(Stored data entries)
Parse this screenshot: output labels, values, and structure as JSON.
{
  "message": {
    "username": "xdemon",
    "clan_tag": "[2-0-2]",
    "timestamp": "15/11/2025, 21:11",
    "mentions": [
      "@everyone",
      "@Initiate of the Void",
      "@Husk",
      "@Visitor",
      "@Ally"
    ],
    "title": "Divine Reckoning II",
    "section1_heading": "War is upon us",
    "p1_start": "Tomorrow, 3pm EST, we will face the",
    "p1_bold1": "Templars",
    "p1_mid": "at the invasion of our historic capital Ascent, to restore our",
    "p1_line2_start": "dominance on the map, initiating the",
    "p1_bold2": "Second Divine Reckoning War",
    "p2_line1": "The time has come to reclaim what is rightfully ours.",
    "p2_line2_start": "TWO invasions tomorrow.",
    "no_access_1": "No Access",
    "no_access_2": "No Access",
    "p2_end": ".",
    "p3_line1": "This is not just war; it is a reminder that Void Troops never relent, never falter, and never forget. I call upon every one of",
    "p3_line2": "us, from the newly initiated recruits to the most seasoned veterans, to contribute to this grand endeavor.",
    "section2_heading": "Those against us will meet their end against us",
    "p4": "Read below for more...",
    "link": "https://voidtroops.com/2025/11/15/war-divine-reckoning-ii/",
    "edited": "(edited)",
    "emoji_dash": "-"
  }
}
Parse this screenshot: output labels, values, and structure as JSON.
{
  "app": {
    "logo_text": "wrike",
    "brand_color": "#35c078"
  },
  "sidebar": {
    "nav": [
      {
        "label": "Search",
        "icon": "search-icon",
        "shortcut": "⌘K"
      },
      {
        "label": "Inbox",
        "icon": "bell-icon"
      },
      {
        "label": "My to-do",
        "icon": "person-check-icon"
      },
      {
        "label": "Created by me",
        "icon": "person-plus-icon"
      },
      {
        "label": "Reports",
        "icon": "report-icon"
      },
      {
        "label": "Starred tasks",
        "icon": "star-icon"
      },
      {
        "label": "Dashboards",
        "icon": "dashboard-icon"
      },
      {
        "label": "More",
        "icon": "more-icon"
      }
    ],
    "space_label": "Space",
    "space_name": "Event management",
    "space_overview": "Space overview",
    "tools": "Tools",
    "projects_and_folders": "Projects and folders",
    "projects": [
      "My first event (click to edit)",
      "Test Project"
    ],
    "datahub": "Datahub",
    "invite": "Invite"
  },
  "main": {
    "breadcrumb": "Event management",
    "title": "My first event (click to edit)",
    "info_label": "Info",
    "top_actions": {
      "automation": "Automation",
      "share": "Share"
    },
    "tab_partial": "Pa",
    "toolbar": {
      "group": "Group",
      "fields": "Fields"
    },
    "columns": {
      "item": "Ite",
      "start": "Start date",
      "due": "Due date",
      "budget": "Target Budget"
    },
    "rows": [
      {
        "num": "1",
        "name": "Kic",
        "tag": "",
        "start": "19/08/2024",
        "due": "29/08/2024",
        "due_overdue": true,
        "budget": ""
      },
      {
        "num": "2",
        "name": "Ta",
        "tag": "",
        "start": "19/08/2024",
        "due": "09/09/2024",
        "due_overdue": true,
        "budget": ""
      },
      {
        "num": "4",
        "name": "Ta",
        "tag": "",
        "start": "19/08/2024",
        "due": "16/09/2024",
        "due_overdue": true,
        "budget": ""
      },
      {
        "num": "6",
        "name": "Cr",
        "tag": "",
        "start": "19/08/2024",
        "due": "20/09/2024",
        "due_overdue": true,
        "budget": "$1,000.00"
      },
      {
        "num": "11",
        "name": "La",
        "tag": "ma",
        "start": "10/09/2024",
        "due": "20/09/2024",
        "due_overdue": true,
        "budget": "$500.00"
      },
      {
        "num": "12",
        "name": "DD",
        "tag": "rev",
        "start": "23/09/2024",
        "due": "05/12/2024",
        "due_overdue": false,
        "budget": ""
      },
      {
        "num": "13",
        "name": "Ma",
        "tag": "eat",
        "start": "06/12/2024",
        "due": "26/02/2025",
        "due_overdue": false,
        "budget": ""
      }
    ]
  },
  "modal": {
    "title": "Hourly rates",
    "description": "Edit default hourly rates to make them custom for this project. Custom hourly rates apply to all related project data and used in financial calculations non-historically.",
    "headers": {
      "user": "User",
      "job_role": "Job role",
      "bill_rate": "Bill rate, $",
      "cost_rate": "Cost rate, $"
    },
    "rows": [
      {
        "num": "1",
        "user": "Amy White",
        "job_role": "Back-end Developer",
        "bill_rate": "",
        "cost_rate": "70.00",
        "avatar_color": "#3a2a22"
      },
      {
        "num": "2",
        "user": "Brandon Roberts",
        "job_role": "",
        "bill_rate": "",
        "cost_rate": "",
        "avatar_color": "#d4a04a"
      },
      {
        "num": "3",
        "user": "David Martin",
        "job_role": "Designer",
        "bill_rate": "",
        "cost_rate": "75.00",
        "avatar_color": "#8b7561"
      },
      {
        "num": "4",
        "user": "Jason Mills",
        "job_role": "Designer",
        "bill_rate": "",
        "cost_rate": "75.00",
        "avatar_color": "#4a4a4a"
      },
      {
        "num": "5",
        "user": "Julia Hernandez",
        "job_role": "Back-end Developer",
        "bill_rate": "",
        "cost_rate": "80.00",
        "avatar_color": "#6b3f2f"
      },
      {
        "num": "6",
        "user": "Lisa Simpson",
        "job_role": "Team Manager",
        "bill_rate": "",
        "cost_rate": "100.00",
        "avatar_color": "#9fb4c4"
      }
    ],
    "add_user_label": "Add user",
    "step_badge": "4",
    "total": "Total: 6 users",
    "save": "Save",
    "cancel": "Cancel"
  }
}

**Task requirements**
Copy every line verbatim.

**Result**
Parse this screenshot: output labels, values, and structure as JSON.
{
  "message": {
    "username": "xdemon",
    "clan_tag": "[2-0-2]",
    "timestamp": "15/11/2025, 21:11",
    "mentions": [
      "@everyone",
      "@Initiate of the Void",
      "@Husk",
      "@Visitor",
      "@Ally"
    ],
    "title": "Divine Reckoning II",
    "section1_heading": "War is upon us",
    "p1_start": "Tomorrow, 3pm EST, we will face the",
    "p1_bold1": "Templars",
    "p1_mid": "at the invasion of our historic capital Ascent, to restore our",
    "p1_line2_start": "dominance on the map, initiating the",
    "p1_bold2": "Second Divine Reckoning War",
    "p2_line1": "The time has come to reclaim what is rightfully ours.",
    "p2_line2_start": "TWO invasions tomorrow.",
    "no_access_1": "No Access",
    "no_access_2": "No Access",
    "p2_end": ".",
    "p3_line1": "This is not just war; it is a reminder that Void Troops never relent, never falter, and never forget. I call upon every one of",
    "p3_line2": "us, from the newly initiated recruits to the most seasoned veterans, to contribute to this grand endeavor.",
    "section2_heading": "Those against us will meet their end against us",
    "p4": "Read below for more...",
    "link": "https://voidtroops.com/2025/11/15/war-divine-reckoning-ii/",
    "edited": "(edited)",
    "emoji_dash": "-"
  }
}
Parse this screenshot: output labels, values, and structure as JSON.
{
  "app": {
    "logo_text": "wrike",
    "brand_color": "#35c078"
  },
  "sidebar": {
    "nav": [
      {
        "label": "Search",
        "icon": "search-icon",
        "shortcut": "⌘K"
      },
      {
        "label": "Inbox",
        "icon": "bell-icon"
      },
      {
        "label": "My to-do",
        "icon": "person-check-icon"
      },
      {
        "label": "Created by me",
        "icon": "person-plus-icon"
      },
      {
        "label": "Reports",
        "icon": "report-icon"
      },
      {
        "label": "Starred tasks",
        "icon": "star-icon"
      },
      {
        "label": "Dashboards",
        "icon": "dashboard-icon"
      },
      {
        "label": "More",
        "icon": "more-icon"
      }
    ],
    "space_label": "Space",
    "space_name": "Event management",
    "space_overview": "Space overview",
    "tools": "Tools",
    "projects_and_folders": "Projects and folders",
    "projects": [
      "My first event (click to edit)",
      "Test Project"
    ],
    "datahub": "Datahub",
    "invite": "Invite"
  },
  "main": {
    "breadcrumb": "Event management",
    "title": "My first event (click to edit)",
    "info_label": "Info",
    "top_actions": {
      "automation": "Automation",
      "share": "Share"
    },
    "tab_partial": "Pa",
    "toolbar": {
      "group": "Group",
      "fields": "Fields"
    },
    "columns": {
      "item": "Ite",
      "start": "Start date",
      "due": "Due date",
      "budget": "Target Budget"
    },
    "rows": [
      {
        "num": "1",
        "name": "Kic",
        "tag": "",
        "start": "19/08/2024",
        "due": "29/08/2024",
        "due_overdue": true,
        "budget": ""
      },
      {
        "num": "2",
        "name": "Ta",
        "tag": "",
        "start": "19/08/2024",
        "due": "09/09/2024",
        "due_overdue": true,
        "budget": ""
      },
      {
        "num": "4",
        "name": "Ta",
        "tag": "",
        "start": "19/08/2024",
        "due": "16/09/2024",
        "due_overdue": true,
        "budget": ""
      },
      {
        "num": "6",
        "name": "Cr",
        "tag": "",
        "start": "19/08/2024",
        "due": "20/09/2024",
        "due_overdue": true,
        "budget": "$1,000.00"
      },
      {
        "num": "11",
        "name": "La",
        "tag": "ma",
        "start": "10/09/2024",
        "due": "20/09/2024",
        "due_overdue": true,
        "budget": "$500.00"
      },
      {
        "num": "12",
        "name": "DD",
        "tag": "rev",
        "start": "23/09/2024",
        "due": "05/12/2024",
        "due_overdue": false,
        "budget": ""
      },
      {
        "num": "13",
        "name": "Ma",
        "tag": "eat",
        "start": "06/12/2024",
        "due": "26/02/2025",
        "due_overdue": false,
        "budget": ""
      }
    ]
  },
  "modal": {
    "title": "Hourly rates",
    "description": "Edit default hourly rates to make them custom for this project. Custom hourly rates apply to all related project data and used in financial calculations non-historically.",
    "headers": {
      "user": "User",
      "job_role": "Job role",
      "bill_rate": "Bill rate, $",
      "cost_rate": "Cost rate, $"
    },
    "rows": [
      {
        "num": "1",
        "user": "Amy White",
        "job_role": "Back-end Developer",
        "bill_rate": "",
        "cost_rate": "70.00",
        "avatar_color": "#3a2a22"
      },
      {
        "num": "2",
        "user": "Brandon Roberts",
        "job_role": "",
        "bill_rate": "",
        "cost_rate": "",
        "avatar_color": "#d4a04a"
      },
      {
        "num": "3",
        "user": "David Martin",
        "job_role": "Designer",
        "bill_rate": "",
        "cost_rate": "75.00",
        "avatar_color": "#8b7561"
      },
      {
        "num": "4",
        "user": "Jason Mills",
        "job_role": "Designer",
        "bill_rate": "",
        "cost_rate": "75.00",
        "avatar_color": "#4a4a4a"
      },
      {
        "num": "5",
        "user": "Julia Hernandez",
        "job_role": "Back-end Developer",
        "bill_rate": "",
        "cost_rate": "80.00",
        "avatar_color": "#6b3f2f"
      },
      {
        "num": "6",
        "user": "Lisa Simpson",
        "job_role": "Team Manager",
        "bill_rate": "",
        "cost_rate": "100.00",
        "avatar_color": "#9fb4c4"
      }
    ],
    "add_user_label": "Add user",
    "step_badge": "4",
    "total": "Total: 6 users",
    "save": "Save",
    "cancel": "Cancel"
  }
}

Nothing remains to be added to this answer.